| Exercise directions |
The records below hold pictures; please leave those out and retype the rest exactly.

| Exercise material |
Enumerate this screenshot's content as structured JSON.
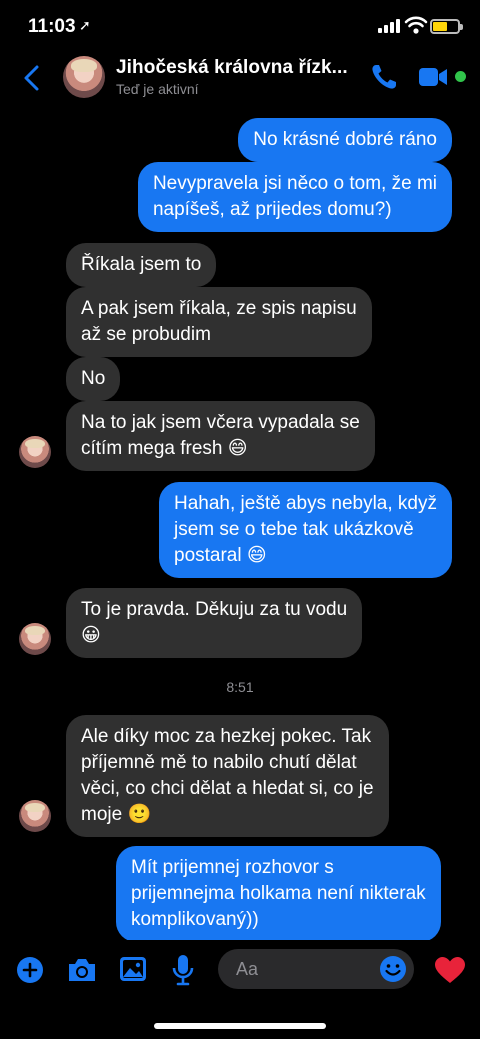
{
  "status_bar": {
    "time": "11:03",
    "battery_level": 0.6
  },
  "header": {
    "contact_name": "Jihočeská královna řízk...",
    "status": "Teď je aktivní",
    "accent_color": "#1877f2",
    "online_color": "#31c44b"
  },
  "messages": [
    {
      "from": "me",
      "text": "No krásné dobré ráno"
    },
    {
      "from": "me",
      "text": "Nevypravela jsi něco o tom, že mi\nnapíšeš, až prijedes domu?)"
    },
    {
      "from": "them",
      "text": "Říkala jsem to"
    },
    {
      "from": "them",
      "text": "A pak jsem říkala, ze spis napisu\naž se probudim"
    },
    {
      "from": "them",
      "text": "No"
    },
    {
      "from": "them",
      "text": "Na to jak jsem včera vypadala se\ncítím mega fresh 😄"
    },
    {
      "from": "me",
      "text": "Hahah, ještě abys nebyla, když\njsem se o tebe tak ukázkově\npostaral 😄"
    },
    {
      "from": "them",
      "text": "To je pravda. Děkuju za tu vodu\n😀"
    },
    {
      "from": "them",
      "text": "Ale díky moc za hezkej pokec. Tak\npříjemně mě to nabilo chutí dělat\nvěci, co chci dělat a hledat si, co je\nmoje 🙂"
    },
    {
      "from": "me",
      "text": "Mít prijemnej rozhovor s\nprijemnejma holkama není nikterak\nkomplikovaný))"
    }
  ],
  "timestamp": "8:51",
  "composer": {
    "placeholder": "Aa",
    "icons": [
      "plus-icon",
      "camera-icon",
      "gallery-icon",
      "microphone-icon",
      "emoji-icon",
      "heart-icon"
    ]
  }
}
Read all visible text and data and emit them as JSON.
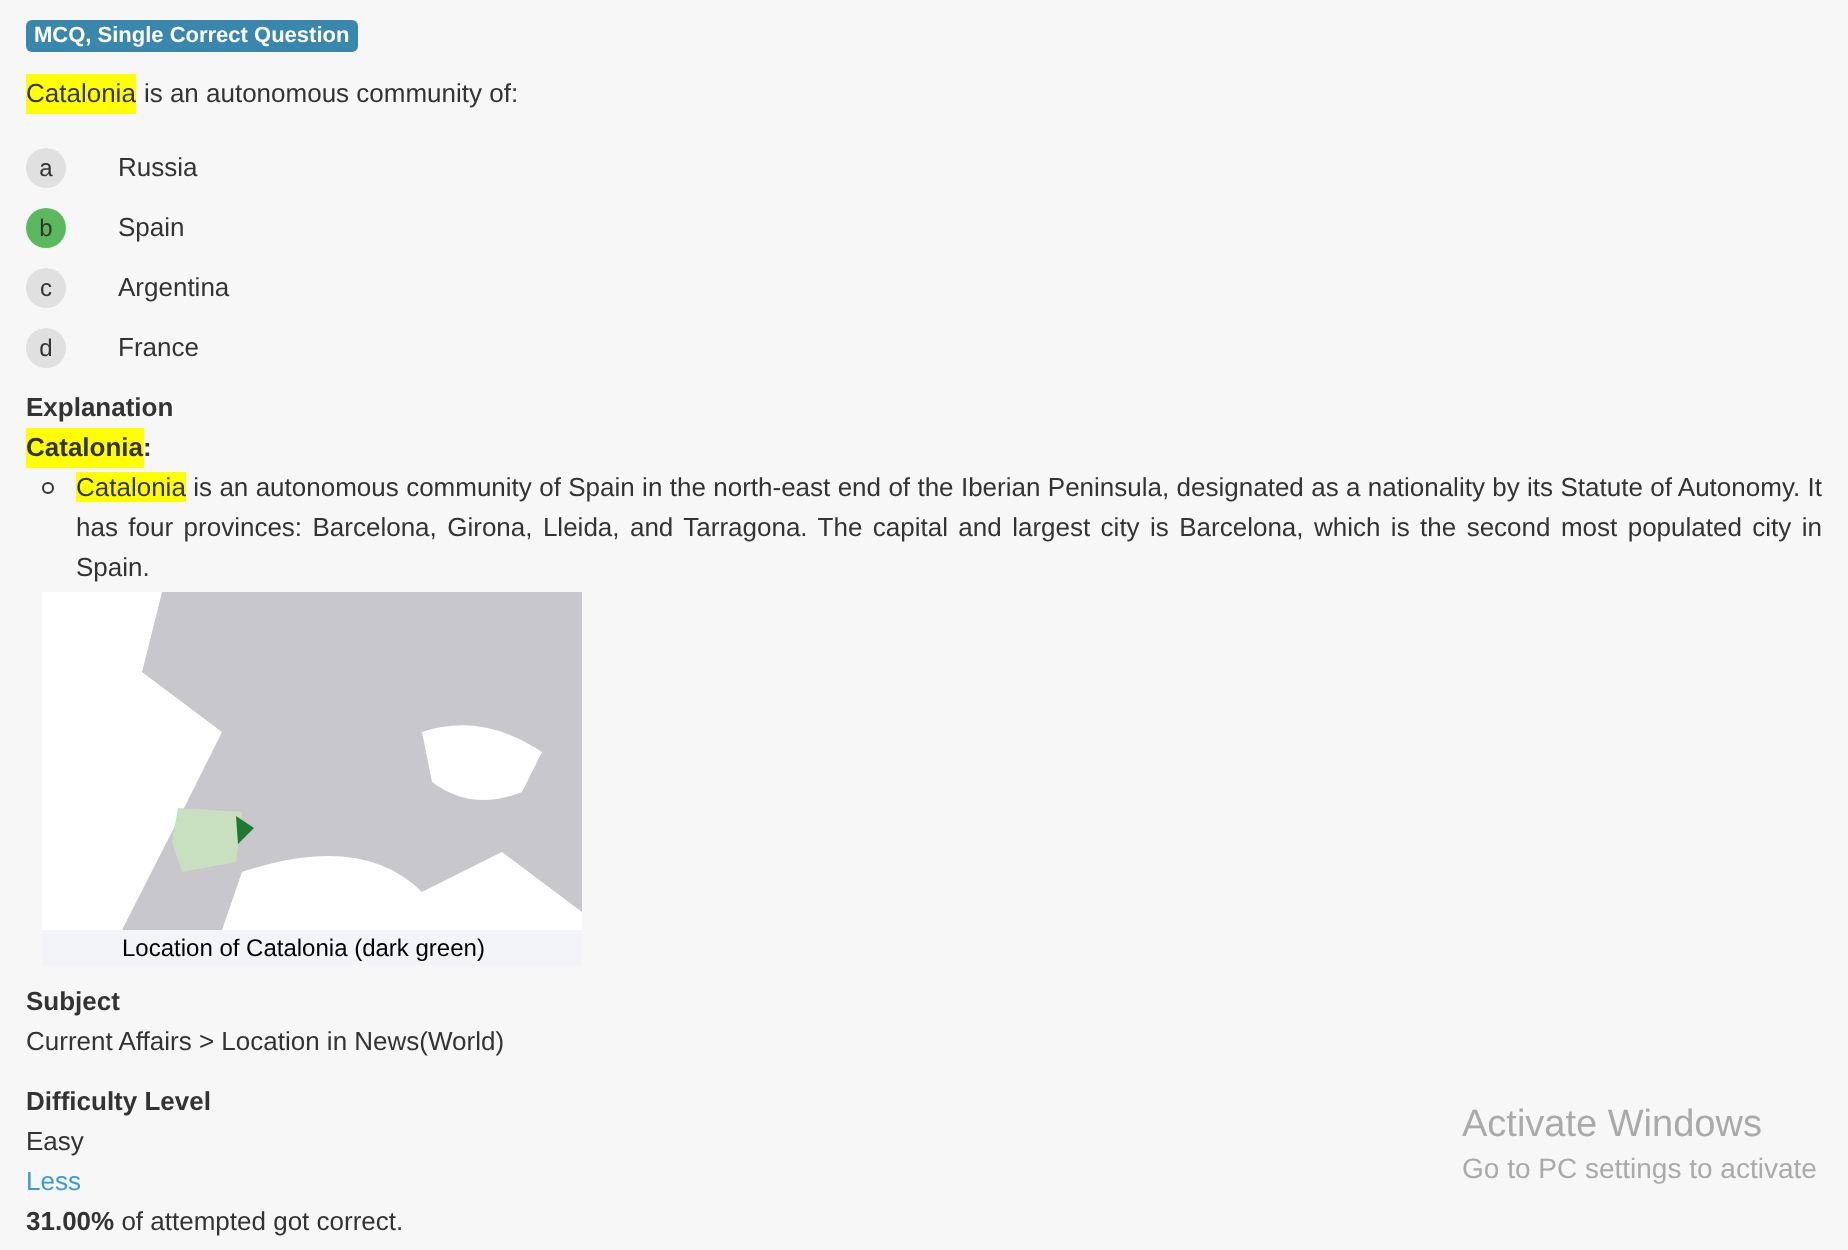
{
  "badge": "MCQ, Single Correct Question",
  "question": {
    "highlight": "Catalonia",
    "text": "is an autonomous community of:"
  },
  "options": [
    {
      "letter": "a",
      "label": "Russia",
      "selected": false
    },
    {
      "letter": "b",
      "label": "Spain",
      "selected": true
    },
    {
      "letter": "c",
      "label": "Argentina",
      "selected": false
    },
    {
      "letter": "d",
      "label": "France",
      "selected": false
    }
  ],
  "explanation": {
    "heading": "Explanation",
    "term": "Catalonia",
    "term_suffix": ":",
    "bullets": [
      {
        "highlight": "Catalonia",
        "text": "is an autonomous community of Spain in the north-east end of the Iberian Peninsula, designated as a nationality by its Statute of Autonomy. It has four provinces: Barcelona, Girona, Lleida, and Tarragona. The capital and largest city is Barcelona, which is the second most populated city in Spain."
      }
    ],
    "figure_caption": "Location of Catalonia (dark green)"
  },
  "subject": {
    "heading": "Subject",
    "value": "Current Affairs > Location in News(World)"
  },
  "difficulty": {
    "heading": "Difficulty Level",
    "value": "Easy",
    "toggle_link": "Less",
    "stat_bold": "31.00%",
    "stat_text": "of attempted got correct."
  },
  "os_overlay": {
    "title": "Activate Windows",
    "text": "Go to PC settings to activate"
  }
}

| Solution |
Enumerate this screenshot's content as structured JSON.
{
  "status_bar": {
    "time": "11:03",
    "battery_level": 0.6
  },
  "header": {
    "contact_name": "Jihočeská královna řízk...",
    "status": "Teď je aktivní",
    "accent_color": "#1877f2",
    "online_color": "#31c44b"
  },
  "messages": [
    {
      "from": "me",
      "text": "No krásné dobré ráno"
    },
    {
      "from": "me",
      "text": "Nevypravela jsi něco o tom, že mi\nnapíšeš, až prijedes domu?)"
    },
    {
      "from": "them",
      "text": "Říkala jsem to"
    },
    {
      "from": "them",
      "text": "A pak jsem říkala, ze spis napisu\naž se probudim"
    },
    {
      "from": "them",
      "text": "No"
    },
    {
      "from": "them",
      "text": "Na to jak jsem včera vypadala se\ncítím mega fresh 😄"
    },
    {
      "from": "me",
      "text": "Hahah, ještě abys nebyla, když\njsem se o tebe tak ukázkově\npostaral 😄"
    },
    {
      "from": "them",
      "text": "To je pravda. Děkuju za tu vodu\n😀"
    },
    {
      "from": "them",
      "text": "Ale díky moc za hezkej pokec. Tak\npříjemně mě to nabilo chutí dělat\nvěci, co chci dělat a hledat si, co je\nmoje 🙂"
    },
    {
      "from": "me",
      "text": "Mít prijemnej rozhovor s\nprijemnejma holkama není nikterak\nkomplikovaný))"
    }
  ],
  "timestamp": "8:51",
  "composer": {
    "placeholder": "Aa",
    "icons": [
      "plus-icon",
      "camera-icon",
      "gallery-icon",
      "microphone-icon",
      "emoji-icon",
      "heart-icon"
    ]
  }
}
Read all visible text and data and emit them as JSON.
{
  "badge": "MCQ, Single Correct Question",
  "question": {
    "highlight": "Catalonia",
    "text": "is an autonomous community of:"
  },
  "options": [
    {
      "letter": "a",
      "label": "Russia",
      "selected": false
    },
    {
      "letter": "b",
      "label": "Spain",
      "selected": true
    },
    {
      "letter": "c",
      "label": "Argentina",
      "selected": false
    },
    {
      "letter": "d",
      "label": "France",
      "selected": false
    }
  ],
  "explanation": {
    "heading": "Explanation",
    "term": "Catalonia",
    "term_suffix": ":",
    "bullets": [
      {
        "highlight": "Catalonia",
        "text": "is an autonomous community of Spain in the north-east end of the Iberian Peninsula, designated as a nationality by its Statute of Autonomy. It has four provinces: Barcelona, Girona, Lleida, and Tarragona. The capital and largest city is Barcelona, which is the second most populated city in Spain."
      }
    ],
    "figure_caption": "Location of Catalonia (dark green)"
  },
  "subject": {
    "heading": "Subject",
    "value": "Current Affairs > Location in News(World)"
  },
  "difficulty": {
    "heading": "Difficulty Level",
    "value": "Easy",
    "toggle_link": "Less",
    "stat_bold": "31.00%",
    "stat_text": "of attempted got correct."
  },
  "os_overlay": {
    "title": "Activate Windows",
    "text": "Go to PC settings to activate"
  }
}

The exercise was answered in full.